Directions -> Copy out every line of the records where the string "Hongarije" occurs.

(Excerpt from a dataset)

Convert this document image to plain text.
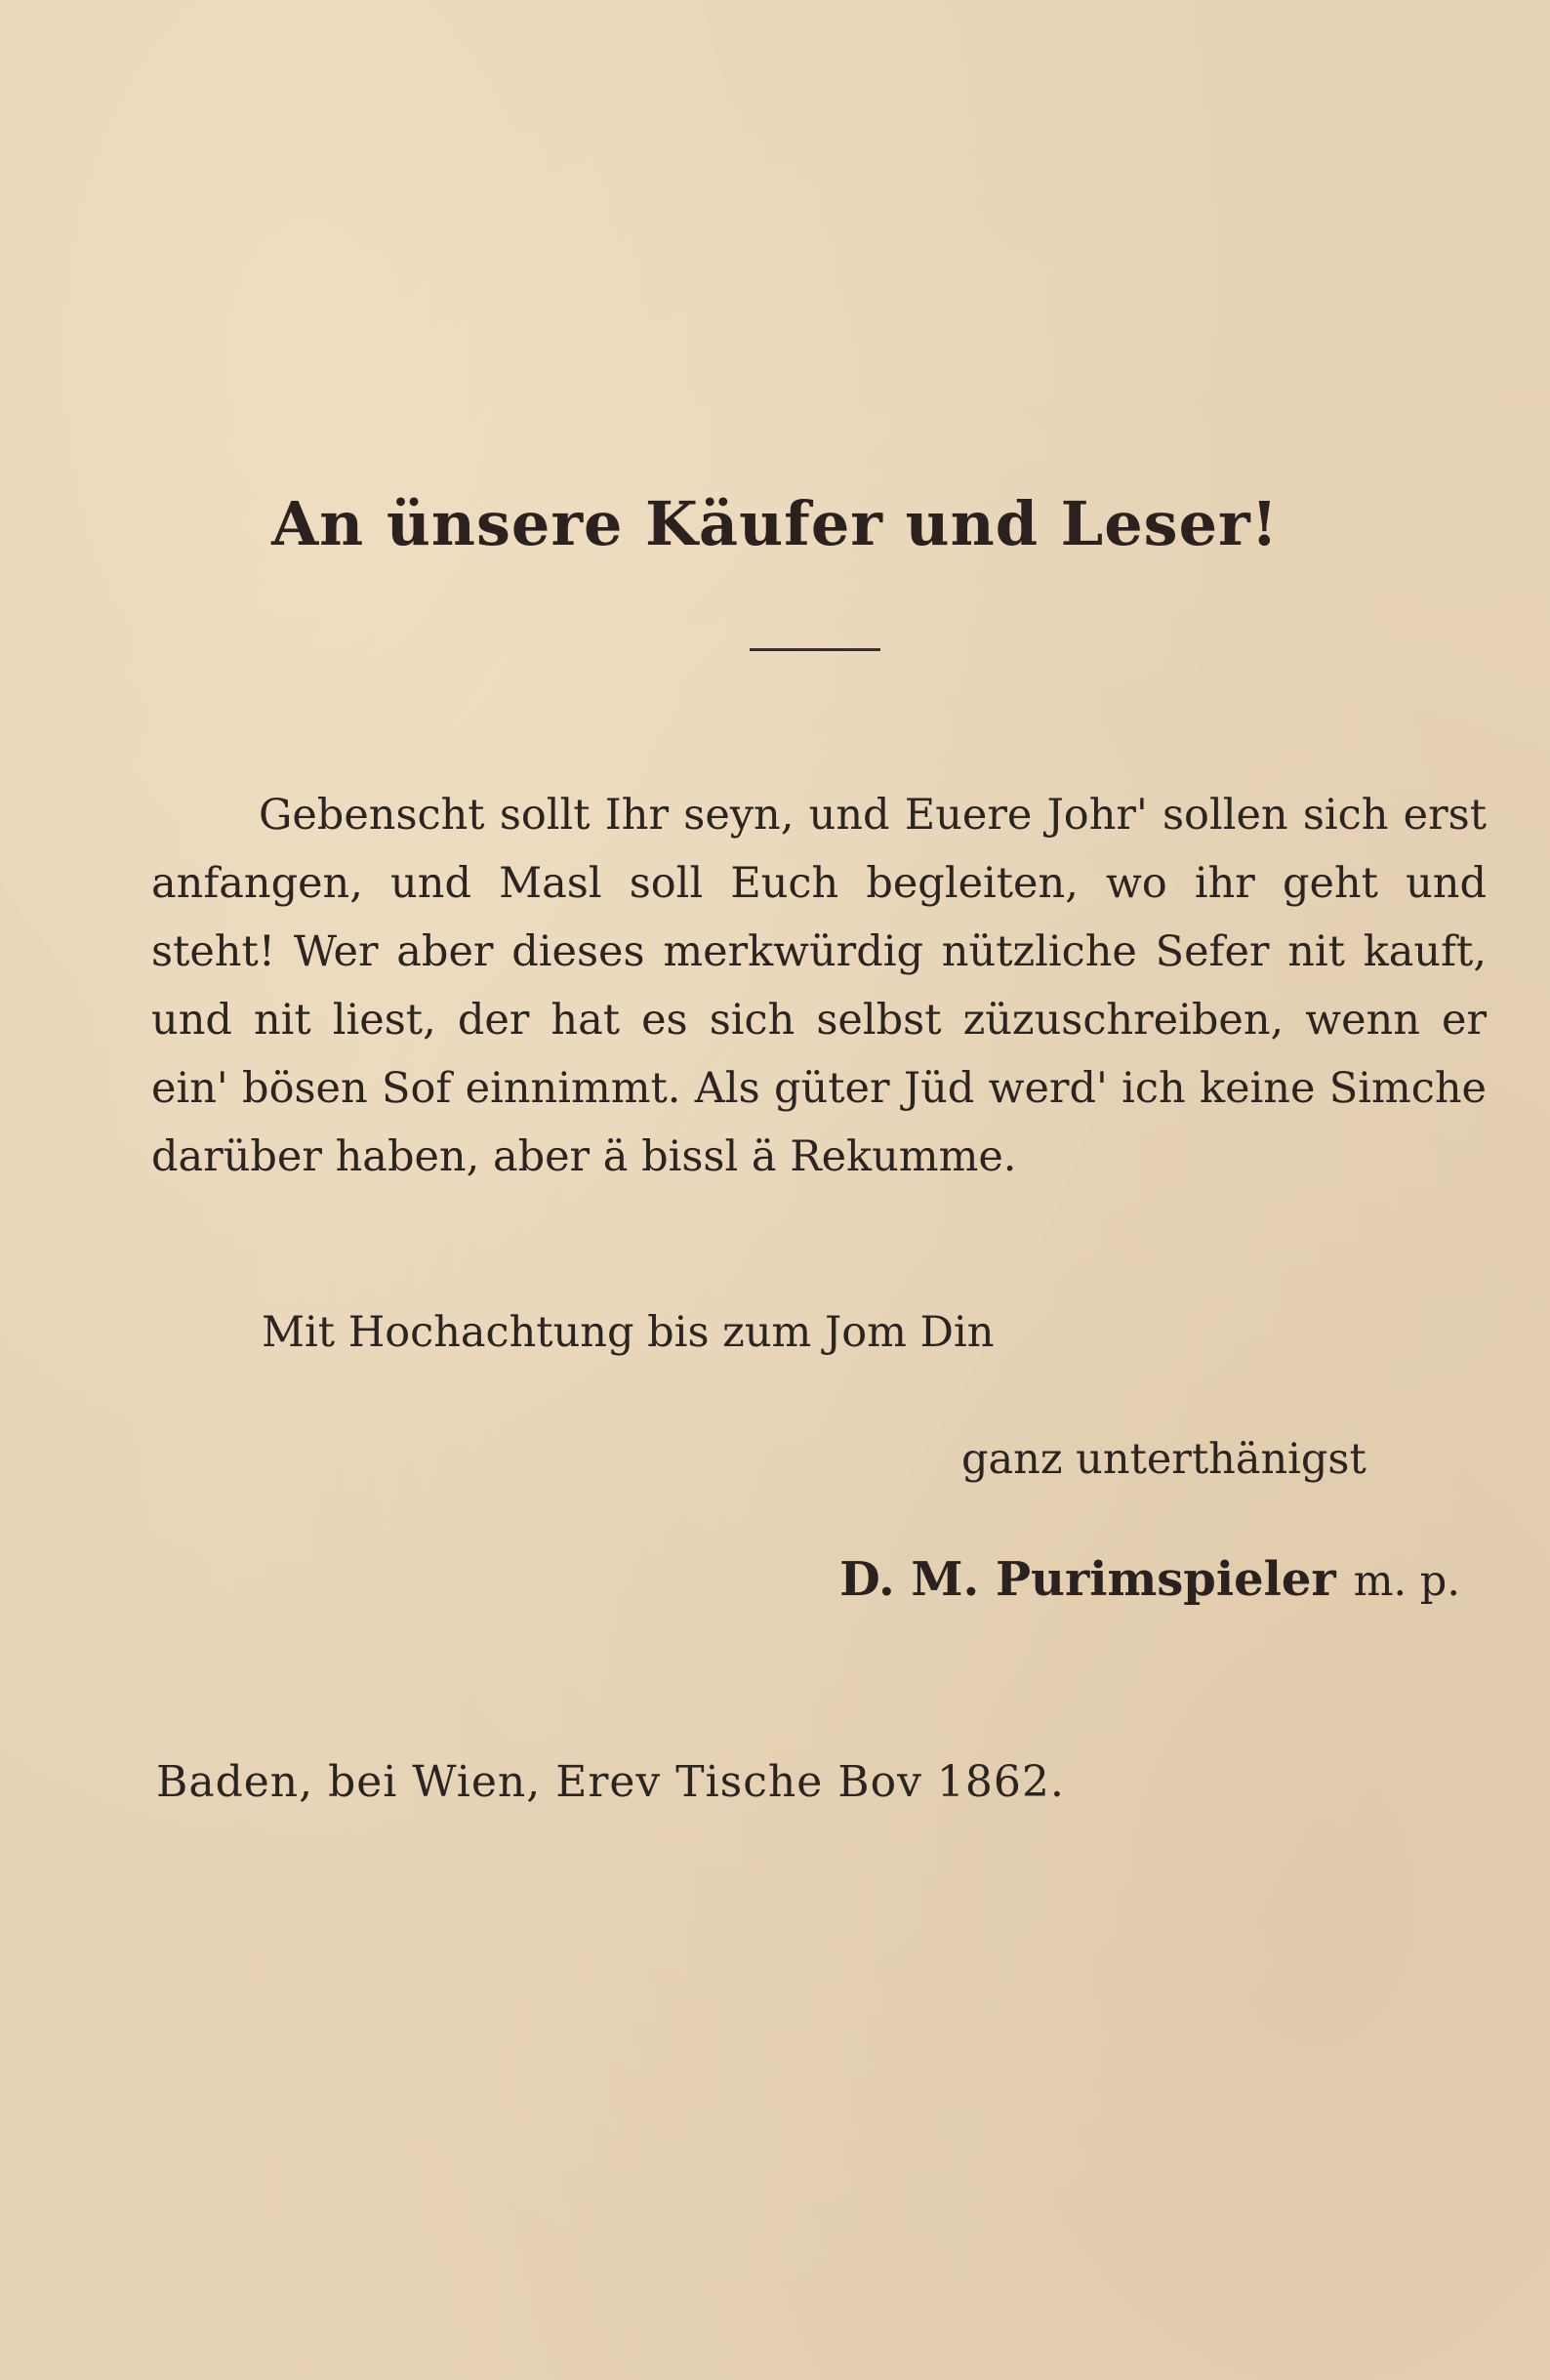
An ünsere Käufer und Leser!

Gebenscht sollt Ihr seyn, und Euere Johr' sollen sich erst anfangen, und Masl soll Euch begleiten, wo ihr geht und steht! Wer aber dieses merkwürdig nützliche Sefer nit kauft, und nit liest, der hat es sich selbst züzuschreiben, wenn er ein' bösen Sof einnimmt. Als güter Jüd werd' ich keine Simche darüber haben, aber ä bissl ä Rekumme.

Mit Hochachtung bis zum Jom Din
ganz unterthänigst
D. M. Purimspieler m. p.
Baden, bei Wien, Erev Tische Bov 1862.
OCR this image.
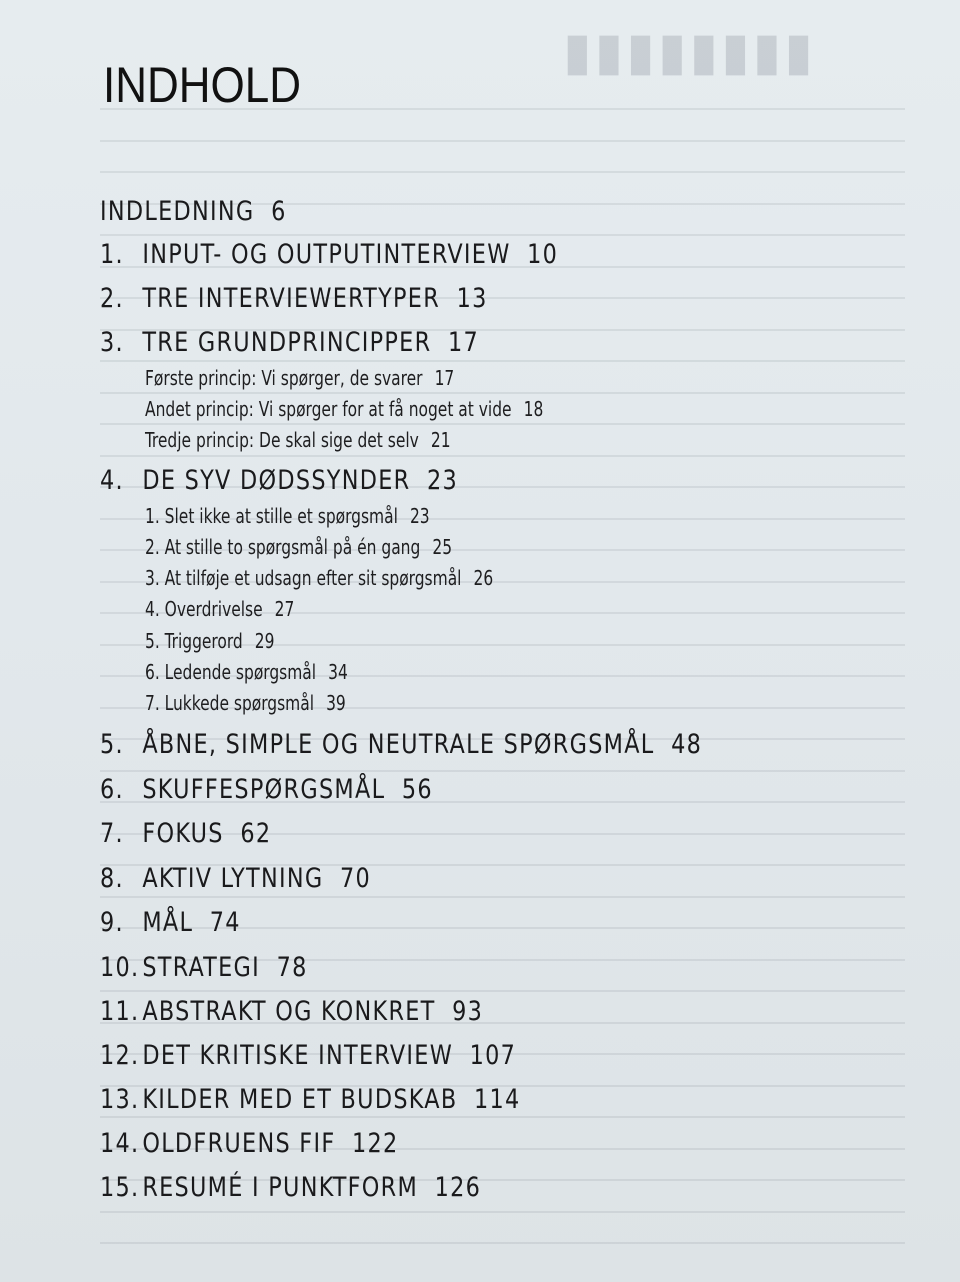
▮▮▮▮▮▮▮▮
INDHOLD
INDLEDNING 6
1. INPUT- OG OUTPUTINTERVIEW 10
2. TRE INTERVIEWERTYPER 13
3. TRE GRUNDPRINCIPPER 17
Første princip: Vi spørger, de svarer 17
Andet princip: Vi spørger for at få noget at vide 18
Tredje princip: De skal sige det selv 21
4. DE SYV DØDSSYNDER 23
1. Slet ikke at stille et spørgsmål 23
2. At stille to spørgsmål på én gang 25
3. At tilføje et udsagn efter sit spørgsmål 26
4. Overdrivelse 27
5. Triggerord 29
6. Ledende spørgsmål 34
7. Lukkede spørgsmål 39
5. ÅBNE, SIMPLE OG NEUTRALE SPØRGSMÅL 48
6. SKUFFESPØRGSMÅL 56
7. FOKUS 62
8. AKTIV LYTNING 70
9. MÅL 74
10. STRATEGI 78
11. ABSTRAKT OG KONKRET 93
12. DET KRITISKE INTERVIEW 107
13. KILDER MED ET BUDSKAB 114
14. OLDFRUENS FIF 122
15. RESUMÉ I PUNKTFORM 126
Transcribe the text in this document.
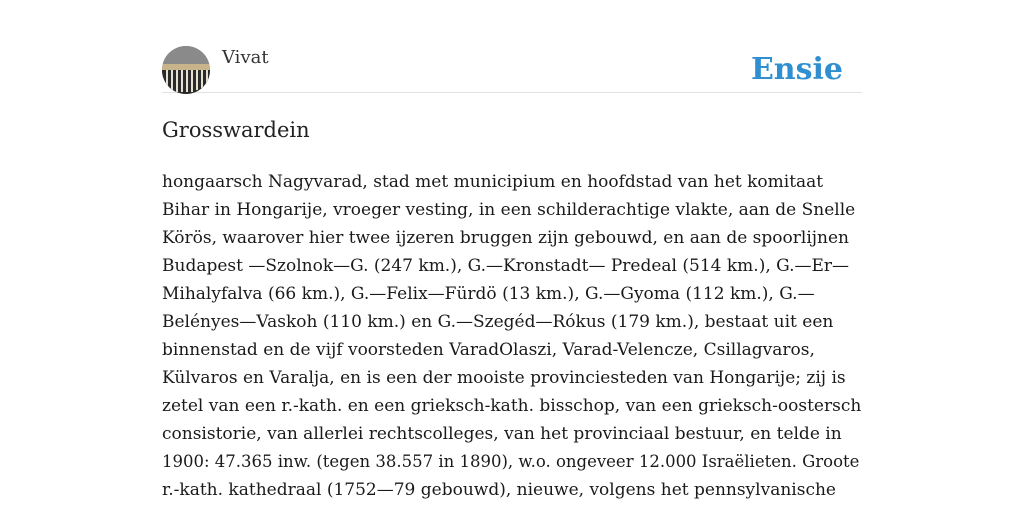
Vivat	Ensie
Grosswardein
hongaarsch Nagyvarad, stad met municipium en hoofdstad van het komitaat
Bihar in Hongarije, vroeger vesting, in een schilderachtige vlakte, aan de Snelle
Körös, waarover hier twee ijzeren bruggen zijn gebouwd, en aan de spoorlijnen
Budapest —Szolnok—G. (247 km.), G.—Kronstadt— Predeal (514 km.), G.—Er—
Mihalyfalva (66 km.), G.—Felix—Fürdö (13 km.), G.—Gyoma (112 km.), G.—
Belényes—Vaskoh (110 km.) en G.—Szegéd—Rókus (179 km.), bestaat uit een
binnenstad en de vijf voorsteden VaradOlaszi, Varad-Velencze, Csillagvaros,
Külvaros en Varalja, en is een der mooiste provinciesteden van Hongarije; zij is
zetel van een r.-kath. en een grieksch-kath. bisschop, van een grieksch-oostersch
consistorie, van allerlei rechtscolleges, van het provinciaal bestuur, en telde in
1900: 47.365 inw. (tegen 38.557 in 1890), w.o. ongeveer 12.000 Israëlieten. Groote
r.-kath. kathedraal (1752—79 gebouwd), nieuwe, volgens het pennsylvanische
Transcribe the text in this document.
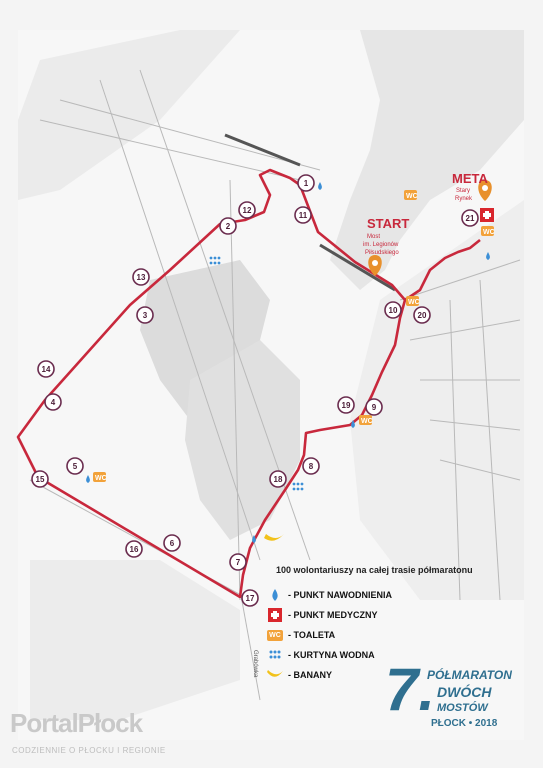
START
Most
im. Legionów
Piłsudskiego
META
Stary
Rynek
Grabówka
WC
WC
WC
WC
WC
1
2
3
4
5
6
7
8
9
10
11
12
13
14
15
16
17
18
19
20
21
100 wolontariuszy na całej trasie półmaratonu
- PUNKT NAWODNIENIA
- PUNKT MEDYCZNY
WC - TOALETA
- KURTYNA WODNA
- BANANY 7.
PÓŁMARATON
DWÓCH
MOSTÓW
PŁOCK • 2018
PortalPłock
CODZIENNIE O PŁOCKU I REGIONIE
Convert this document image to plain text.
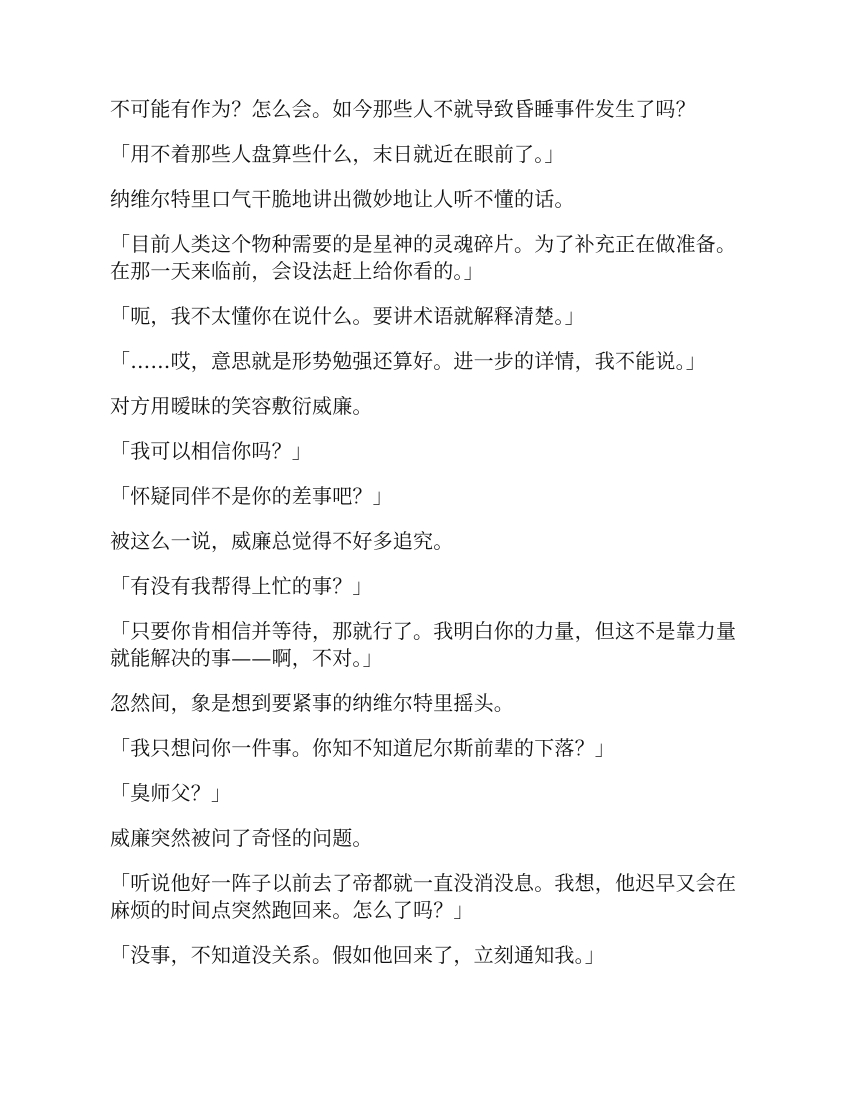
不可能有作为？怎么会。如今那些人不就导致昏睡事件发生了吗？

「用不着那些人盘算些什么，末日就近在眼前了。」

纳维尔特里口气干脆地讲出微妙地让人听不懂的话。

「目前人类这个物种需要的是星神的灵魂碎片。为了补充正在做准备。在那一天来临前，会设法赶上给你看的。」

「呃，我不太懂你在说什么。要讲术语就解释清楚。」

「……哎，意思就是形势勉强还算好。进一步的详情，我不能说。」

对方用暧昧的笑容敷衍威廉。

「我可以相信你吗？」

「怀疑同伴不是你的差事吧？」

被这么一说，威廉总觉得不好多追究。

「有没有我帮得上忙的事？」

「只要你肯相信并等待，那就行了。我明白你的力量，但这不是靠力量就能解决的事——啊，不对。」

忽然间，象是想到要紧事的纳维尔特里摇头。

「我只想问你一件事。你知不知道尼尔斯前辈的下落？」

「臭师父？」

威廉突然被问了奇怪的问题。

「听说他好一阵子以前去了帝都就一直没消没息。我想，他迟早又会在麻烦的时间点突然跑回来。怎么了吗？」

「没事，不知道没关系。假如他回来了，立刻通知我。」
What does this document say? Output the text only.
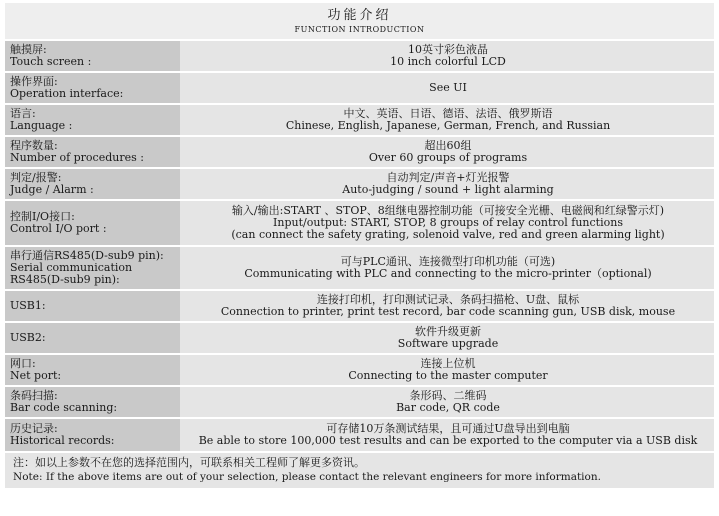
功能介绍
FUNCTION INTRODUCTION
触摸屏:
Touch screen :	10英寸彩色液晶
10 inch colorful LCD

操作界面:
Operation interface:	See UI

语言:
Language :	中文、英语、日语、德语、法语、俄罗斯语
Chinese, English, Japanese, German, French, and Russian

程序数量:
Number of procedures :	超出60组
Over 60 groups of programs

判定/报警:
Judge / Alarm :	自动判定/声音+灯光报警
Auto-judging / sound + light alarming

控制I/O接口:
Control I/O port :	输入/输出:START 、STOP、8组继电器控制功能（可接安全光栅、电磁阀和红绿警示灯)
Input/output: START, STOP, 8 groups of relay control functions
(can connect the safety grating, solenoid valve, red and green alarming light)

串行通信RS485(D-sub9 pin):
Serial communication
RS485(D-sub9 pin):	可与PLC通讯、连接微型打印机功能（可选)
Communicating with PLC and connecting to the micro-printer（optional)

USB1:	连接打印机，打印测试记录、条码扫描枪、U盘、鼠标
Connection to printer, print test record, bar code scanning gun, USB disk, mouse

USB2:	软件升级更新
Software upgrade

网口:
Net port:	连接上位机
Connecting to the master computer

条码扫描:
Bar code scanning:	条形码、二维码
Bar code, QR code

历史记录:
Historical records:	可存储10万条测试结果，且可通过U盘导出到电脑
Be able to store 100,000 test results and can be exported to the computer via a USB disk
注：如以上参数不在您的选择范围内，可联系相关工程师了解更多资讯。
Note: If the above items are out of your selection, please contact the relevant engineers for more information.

Solution to this exercise ->
Bihar in Hongarije, vroeger vesting, in een schilderachtige vlakte, aan de Snelle
Külvaros en Varalja, en is een der mooiste provinciesteden van Hongarije; zij is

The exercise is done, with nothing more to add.